Show all lines holding "sector".

##### Given records

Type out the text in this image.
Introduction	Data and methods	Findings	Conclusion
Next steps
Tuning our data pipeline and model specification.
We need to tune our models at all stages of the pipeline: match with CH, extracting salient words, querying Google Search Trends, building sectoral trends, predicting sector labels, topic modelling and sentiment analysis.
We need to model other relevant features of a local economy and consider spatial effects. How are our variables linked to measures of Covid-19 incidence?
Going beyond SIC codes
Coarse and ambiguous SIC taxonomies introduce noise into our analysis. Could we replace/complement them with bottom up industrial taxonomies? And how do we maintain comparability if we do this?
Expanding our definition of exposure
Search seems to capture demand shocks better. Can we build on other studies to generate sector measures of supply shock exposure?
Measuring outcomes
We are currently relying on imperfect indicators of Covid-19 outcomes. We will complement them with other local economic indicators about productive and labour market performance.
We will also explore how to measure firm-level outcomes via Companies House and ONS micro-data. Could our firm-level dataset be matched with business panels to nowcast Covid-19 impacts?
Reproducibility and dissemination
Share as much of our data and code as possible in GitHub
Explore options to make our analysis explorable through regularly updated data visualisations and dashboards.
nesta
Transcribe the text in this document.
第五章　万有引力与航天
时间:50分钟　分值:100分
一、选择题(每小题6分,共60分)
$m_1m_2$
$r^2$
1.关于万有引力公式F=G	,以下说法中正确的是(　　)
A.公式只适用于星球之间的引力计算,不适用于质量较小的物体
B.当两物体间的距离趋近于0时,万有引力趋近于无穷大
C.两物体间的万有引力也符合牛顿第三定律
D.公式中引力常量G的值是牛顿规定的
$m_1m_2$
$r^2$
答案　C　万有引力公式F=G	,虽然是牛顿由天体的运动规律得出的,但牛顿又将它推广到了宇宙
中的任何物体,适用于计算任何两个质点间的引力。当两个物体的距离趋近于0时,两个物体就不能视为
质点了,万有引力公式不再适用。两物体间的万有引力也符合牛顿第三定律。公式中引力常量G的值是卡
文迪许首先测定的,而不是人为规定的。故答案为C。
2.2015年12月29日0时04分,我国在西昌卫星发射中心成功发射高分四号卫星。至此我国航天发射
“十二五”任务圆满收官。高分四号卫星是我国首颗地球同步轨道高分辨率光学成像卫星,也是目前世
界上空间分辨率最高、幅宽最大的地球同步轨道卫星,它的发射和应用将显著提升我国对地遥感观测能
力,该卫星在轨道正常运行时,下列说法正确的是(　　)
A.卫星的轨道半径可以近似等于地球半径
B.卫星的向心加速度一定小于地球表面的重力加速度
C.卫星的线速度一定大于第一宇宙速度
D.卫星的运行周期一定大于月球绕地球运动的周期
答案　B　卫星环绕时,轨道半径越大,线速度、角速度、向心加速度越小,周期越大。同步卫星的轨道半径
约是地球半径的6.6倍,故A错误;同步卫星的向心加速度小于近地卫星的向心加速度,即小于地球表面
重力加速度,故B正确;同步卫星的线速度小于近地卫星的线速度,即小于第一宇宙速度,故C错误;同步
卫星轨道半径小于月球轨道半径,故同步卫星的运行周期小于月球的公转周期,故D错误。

##########

### [Output below]
We need to tune our models at all stages of the pipeline: match with CH, extracting salient words, querying Google Search Trends, building sectoral trends, predicting sector labels, topic modelling and sentiment analysis.
Search seems to capture demand shocks better. Can we build on other studies to generate sector measures of supply shock exposure?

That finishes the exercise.